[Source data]
::::::::

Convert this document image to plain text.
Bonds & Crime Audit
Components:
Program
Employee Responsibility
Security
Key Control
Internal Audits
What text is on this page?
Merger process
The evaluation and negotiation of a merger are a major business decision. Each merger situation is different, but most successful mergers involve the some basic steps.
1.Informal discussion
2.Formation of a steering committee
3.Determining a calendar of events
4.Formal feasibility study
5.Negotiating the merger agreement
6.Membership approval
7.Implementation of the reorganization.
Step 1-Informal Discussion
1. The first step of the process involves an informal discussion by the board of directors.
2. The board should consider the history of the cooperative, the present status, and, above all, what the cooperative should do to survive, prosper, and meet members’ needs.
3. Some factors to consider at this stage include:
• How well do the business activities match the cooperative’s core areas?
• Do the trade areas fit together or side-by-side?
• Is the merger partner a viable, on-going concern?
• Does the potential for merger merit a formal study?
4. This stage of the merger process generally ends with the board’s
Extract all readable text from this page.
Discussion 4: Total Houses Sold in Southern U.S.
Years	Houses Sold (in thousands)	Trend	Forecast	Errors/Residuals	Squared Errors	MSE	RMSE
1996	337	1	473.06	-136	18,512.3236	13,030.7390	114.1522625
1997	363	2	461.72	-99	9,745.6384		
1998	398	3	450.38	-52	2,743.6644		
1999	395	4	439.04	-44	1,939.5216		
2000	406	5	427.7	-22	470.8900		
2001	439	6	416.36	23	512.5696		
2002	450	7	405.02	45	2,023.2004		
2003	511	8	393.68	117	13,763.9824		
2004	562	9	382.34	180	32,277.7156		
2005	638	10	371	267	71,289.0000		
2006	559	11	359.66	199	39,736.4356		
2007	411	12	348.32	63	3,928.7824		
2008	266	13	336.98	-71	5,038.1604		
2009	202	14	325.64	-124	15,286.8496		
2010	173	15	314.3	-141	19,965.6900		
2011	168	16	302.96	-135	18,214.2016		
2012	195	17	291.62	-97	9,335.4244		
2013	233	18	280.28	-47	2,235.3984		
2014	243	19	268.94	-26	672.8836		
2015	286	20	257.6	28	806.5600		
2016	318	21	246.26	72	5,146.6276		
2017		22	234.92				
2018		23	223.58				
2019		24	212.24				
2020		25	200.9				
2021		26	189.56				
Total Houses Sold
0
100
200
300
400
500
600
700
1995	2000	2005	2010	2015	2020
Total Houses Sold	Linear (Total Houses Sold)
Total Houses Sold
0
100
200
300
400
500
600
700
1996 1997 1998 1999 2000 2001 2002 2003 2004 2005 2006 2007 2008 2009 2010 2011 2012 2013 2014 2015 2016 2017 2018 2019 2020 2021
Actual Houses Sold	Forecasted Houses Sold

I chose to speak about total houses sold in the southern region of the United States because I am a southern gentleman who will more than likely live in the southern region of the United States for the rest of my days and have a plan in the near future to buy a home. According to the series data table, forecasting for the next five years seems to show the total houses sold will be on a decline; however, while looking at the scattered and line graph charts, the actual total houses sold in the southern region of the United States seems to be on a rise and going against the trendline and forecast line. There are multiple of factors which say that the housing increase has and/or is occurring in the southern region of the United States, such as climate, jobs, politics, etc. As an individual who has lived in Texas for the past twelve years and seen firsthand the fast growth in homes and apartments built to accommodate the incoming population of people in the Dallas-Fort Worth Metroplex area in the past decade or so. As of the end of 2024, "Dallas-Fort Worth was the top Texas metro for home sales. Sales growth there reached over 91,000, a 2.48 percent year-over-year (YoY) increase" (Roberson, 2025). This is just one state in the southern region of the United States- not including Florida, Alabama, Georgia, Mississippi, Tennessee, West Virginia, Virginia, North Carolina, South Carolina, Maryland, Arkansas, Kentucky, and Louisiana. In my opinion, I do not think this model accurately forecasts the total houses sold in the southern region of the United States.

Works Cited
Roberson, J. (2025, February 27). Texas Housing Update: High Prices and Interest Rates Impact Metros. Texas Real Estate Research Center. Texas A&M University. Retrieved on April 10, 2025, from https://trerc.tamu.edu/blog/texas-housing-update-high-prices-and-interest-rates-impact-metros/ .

::::::::

Problem to work on —
Without changing a word, restate the whole listing.

Correct output —
Convert this document image to plain text.
Bonds & Crime Audit
Components:
Program
Employee Responsibility
Security
Key Control
Internal Audits
What text is on this page?
Merger process
The evaluation and negotiation of a merger are a major business decision. Each merger situation is different, but most successful mergers involve the some basic steps.
1.Informal discussion
2.Formation of a steering committee
3.Determining a calendar of events
4.Formal feasibility study
5.Negotiating the merger agreement
6.Membership approval
7.Implementation of the reorganization.
Step 1-Informal Discussion
1. The first step of the process involves an informal discussion by the board of directors.
2. The board should consider the history of the cooperative, the present status, and, above all, what the cooperative should do to survive, prosper, and meet members’ needs.
3. Some factors to consider at this stage include:
• How well do the business activities match the cooperative’s core areas?
• Do the trade areas fit together or side-by-side?
• Is the merger partner a viable, on-going concern?
• Does the potential for merger merit a formal study?
4. This stage of the merger process generally ends with the board’s
Extract all readable text from this page.
Discussion 4: Total Houses Sold in Southern U.S.
Years	Houses Sold (in thousands)	Trend	Forecast	Errors/Residuals	Squared Errors	MSE	RMSE
1996	337	1	473.06	-136	18,512.3236	13,030.7390	114.1522625
1997	363	2	461.72	-99	9,745.6384		
1998	398	3	450.38	-52	2,743.6644		
1999	395	4	439.04	-44	1,939.5216		
2000	406	5	427.7	-22	470.8900		
2001	439	6	416.36	23	512.5696		
2002	450	7	405.02	45	2,023.2004		
2003	511	8	393.68	117	13,763.9824		
2004	562	9	382.34	180	32,277.7156		
2005	638	10	371	267	71,289.0000		
2006	559	11	359.66	199	39,736.4356		
2007	411	12	348.32	63	3,928.7824		
2008	266	13	336.98	-71	5,038.1604		
2009	202	14	325.64	-124	15,286.8496		
2010	173	15	314.3	-141	19,965.6900		
2011	168	16	302.96	-135	18,214.2016		
2012	195	17	291.62	-97	9,335.4244		
2013	233	18	280.28	-47	2,235.3984		
2014	243	19	268.94	-26	672.8836		
2015	286	20	257.6	28	806.5600		
2016	318	21	246.26	72	5,146.6276		
2017		22	234.92				
2018		23	223.58				
2019		24	212.24				
2020		25	200.9				
2021		26	189.56				
Total Houses Sold
0
100
200
300
400
500
600
700
1995	2000	2005	2010	2015	2020
Total Houses Sold	Linear (Total Houses Sold)
Total Houses Sold
0
100
200
300
400
500
600
700
1996 1997 1998 1999 2000 2001 2002 2003 2004 2005 2006 2007 2008 2009 2010 2011 2012 2013 2014 2015 2016 2017 2018 2019 2020 2021
Actual Houses Sold	Forecasted Houses Sold

I chose to speak about total houses sold in the southern region of the United States because I am a southern gentleman who will more than likely live in the southern region of the United States for the rest of my days and have a plan in the near future to buy a home. According to the series data table, forecasting for the next five years seems to show the total houses sold will be on a decline; however, while looking at the scattered and line graph charts, the actual total houses sold in the southern region of the United States seems to be on a rise and going against the trendline and forecast line. There are multiple of factors which say that the housing increase has and/or is occurring in the southern region of the United States, such as climate, jobs, politics, etc. As an individual who has lived in Texas for the past twelve years and seen firsthand the fast growth in homes and apartments built to accommodate the incoming population of people in the Dallas-Fort Worth Metroplex area in the past decade or so. As of the end of 2024, "Dallas-Fort Worth was the top Texas metro for home sales. Sales growth there reached over 91,000, a 2.48 percent year-over-year (YoY) increase" (Roberson, 2025). This is just one state in the southern region of the United States- not including Florida, Alabama, Georgia, Mississippi, Tennessee, West Virginia, Virginia, North Carolina, South Carolina, Maryland, Arkansas, Kentucky, and Louisiana. In my opinion, I do not think this model accurately forecasts the total houses sold in the southern region of the United States.

Works Cited
Roberson, J. (2025, February 27). Texas Housing Update: High Prices and Interest Rates Impact Metros. Texas Real Estate Research Center. Texas A&M University. Retrieved on April 10, 2025, from https://trerc.tamu.edu/blog/texas-housing-update-high-prices-and-interest-rates-impact-metros/ .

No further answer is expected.